Stated task: Check each line of the records below and collect those holding "What".

Provided records:
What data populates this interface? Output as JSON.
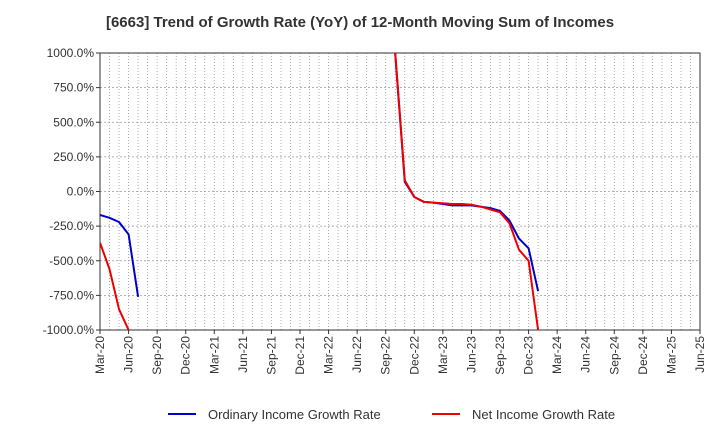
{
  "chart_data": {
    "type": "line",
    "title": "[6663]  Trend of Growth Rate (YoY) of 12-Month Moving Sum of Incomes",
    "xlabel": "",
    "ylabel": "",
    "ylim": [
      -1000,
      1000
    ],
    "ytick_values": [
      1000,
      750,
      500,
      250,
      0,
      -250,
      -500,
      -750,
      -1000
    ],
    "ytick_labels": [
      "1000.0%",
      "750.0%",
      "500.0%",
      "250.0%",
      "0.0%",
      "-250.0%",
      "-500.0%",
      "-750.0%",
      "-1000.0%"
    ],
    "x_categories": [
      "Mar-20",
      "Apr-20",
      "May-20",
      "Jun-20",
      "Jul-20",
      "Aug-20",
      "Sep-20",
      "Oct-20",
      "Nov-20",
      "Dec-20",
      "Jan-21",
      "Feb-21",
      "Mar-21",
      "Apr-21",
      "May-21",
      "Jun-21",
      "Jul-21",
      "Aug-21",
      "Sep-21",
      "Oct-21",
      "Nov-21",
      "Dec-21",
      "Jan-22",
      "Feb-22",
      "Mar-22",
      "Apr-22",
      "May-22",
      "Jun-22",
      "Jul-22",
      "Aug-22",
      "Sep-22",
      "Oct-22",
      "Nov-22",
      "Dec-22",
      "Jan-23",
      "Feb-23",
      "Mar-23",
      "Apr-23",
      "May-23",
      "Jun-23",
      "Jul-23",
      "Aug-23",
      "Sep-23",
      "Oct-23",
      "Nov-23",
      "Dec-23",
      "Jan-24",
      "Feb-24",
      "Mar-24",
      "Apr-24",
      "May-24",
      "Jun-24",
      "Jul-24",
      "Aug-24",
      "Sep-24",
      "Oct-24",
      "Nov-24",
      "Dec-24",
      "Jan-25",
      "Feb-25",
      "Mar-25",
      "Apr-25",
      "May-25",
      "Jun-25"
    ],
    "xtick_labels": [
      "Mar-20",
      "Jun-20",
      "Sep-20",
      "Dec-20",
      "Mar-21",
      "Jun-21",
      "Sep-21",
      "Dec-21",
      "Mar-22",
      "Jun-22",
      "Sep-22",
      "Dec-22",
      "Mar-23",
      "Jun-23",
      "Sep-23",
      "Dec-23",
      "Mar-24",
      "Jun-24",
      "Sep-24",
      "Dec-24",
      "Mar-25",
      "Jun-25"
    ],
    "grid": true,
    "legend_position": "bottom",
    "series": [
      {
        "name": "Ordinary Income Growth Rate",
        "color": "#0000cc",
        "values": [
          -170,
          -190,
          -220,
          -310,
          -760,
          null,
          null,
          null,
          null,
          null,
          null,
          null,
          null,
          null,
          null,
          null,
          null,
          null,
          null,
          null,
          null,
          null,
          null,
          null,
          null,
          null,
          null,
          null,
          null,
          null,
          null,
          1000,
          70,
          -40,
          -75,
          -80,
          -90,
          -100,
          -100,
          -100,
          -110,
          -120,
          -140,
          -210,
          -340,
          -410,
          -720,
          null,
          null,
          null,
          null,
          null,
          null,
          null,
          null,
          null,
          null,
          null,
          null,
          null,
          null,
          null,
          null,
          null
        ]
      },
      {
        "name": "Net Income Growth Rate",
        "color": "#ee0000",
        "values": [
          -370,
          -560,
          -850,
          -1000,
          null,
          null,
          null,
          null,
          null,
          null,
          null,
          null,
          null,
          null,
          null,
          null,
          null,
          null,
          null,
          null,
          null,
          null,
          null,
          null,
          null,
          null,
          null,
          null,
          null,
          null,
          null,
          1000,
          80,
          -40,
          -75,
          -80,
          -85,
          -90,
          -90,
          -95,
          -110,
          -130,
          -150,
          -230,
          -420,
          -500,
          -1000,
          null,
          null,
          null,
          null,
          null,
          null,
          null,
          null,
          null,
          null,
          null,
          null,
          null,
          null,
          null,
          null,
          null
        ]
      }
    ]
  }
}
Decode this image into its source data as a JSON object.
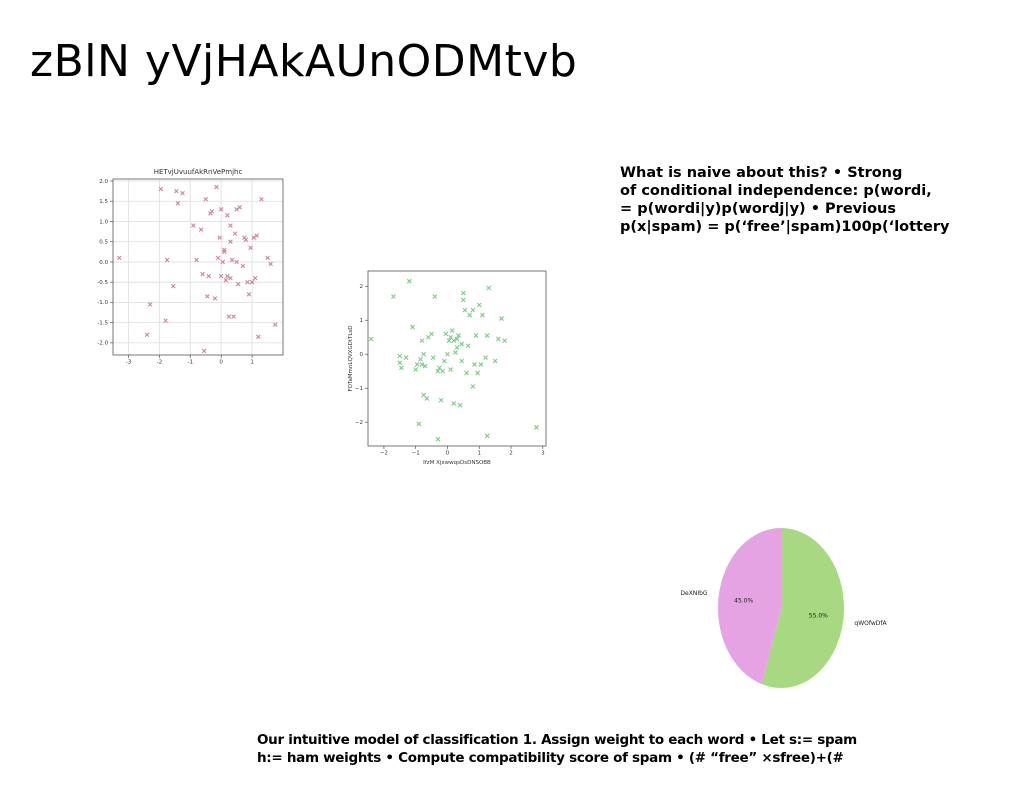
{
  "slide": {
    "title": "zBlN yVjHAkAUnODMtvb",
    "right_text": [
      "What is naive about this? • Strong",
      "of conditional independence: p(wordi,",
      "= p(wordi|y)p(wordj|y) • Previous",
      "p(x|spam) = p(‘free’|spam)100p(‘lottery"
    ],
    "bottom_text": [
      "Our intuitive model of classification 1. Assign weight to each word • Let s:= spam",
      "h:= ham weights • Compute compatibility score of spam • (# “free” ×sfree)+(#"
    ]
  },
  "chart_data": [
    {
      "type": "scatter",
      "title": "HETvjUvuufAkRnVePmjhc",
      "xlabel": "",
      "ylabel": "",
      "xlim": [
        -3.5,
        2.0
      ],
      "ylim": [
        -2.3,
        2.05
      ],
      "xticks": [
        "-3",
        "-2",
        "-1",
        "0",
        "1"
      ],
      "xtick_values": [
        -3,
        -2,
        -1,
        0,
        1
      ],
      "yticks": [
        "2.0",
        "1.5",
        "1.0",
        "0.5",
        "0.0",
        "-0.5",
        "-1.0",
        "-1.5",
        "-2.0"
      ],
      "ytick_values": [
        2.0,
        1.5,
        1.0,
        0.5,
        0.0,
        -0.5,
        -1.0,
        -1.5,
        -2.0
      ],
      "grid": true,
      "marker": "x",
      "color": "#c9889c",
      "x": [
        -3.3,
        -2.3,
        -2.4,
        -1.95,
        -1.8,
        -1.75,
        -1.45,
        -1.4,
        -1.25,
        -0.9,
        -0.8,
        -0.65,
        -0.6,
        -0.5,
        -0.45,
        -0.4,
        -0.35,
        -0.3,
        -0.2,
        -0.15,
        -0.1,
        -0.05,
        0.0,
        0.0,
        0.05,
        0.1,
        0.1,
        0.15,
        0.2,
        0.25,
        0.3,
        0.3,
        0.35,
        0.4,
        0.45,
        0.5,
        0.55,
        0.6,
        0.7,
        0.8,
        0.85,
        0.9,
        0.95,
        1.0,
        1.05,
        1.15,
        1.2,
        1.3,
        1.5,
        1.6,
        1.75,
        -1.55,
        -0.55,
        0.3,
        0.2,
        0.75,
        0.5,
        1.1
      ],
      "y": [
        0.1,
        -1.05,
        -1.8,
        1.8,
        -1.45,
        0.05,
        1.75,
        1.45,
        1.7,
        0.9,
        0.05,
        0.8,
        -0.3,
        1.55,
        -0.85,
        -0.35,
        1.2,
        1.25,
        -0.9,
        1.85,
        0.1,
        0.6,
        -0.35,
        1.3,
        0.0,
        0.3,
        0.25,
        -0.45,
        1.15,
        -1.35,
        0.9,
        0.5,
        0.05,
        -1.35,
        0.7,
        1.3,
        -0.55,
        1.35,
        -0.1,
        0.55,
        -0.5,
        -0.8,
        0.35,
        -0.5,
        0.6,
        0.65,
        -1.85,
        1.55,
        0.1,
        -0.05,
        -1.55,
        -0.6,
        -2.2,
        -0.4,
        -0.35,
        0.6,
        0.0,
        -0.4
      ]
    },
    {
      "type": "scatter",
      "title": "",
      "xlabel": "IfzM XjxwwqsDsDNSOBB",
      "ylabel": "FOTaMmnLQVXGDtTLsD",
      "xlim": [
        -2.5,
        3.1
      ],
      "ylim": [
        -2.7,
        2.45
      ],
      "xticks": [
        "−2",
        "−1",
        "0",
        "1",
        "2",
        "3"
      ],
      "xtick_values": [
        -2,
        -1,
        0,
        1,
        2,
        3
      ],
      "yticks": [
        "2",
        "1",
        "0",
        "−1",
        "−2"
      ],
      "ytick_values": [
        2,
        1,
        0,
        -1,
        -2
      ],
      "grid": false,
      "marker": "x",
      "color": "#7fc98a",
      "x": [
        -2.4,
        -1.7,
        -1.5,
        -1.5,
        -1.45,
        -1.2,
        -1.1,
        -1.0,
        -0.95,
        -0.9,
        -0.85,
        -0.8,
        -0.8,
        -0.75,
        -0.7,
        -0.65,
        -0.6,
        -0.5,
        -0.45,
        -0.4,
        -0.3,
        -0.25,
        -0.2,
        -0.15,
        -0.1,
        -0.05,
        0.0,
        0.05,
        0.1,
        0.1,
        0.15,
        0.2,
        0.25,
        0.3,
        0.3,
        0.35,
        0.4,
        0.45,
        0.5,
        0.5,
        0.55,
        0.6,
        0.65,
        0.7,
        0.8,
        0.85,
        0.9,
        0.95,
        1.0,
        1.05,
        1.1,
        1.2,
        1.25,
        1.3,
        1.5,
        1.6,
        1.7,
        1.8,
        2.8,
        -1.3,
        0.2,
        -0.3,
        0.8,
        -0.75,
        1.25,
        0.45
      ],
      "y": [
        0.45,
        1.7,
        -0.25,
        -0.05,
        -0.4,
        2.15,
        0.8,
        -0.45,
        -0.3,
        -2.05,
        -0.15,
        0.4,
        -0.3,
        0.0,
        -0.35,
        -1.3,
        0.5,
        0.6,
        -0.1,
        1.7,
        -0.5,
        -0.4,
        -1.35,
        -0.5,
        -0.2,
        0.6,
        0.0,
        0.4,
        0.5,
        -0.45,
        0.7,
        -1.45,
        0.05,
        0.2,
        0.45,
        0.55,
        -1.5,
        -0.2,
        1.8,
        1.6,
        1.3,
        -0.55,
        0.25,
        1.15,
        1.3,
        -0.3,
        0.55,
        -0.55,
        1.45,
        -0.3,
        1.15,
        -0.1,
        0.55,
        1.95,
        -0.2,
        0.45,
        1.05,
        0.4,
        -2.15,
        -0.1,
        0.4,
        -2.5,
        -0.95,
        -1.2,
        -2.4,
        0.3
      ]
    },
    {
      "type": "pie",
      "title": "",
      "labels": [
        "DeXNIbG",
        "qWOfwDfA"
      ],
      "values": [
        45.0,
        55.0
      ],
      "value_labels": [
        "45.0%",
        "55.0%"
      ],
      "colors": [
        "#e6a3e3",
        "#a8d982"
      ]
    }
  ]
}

Solution to the problem:
What data populates this interface? Output as JSON.
      "What is naive about this? • Strong",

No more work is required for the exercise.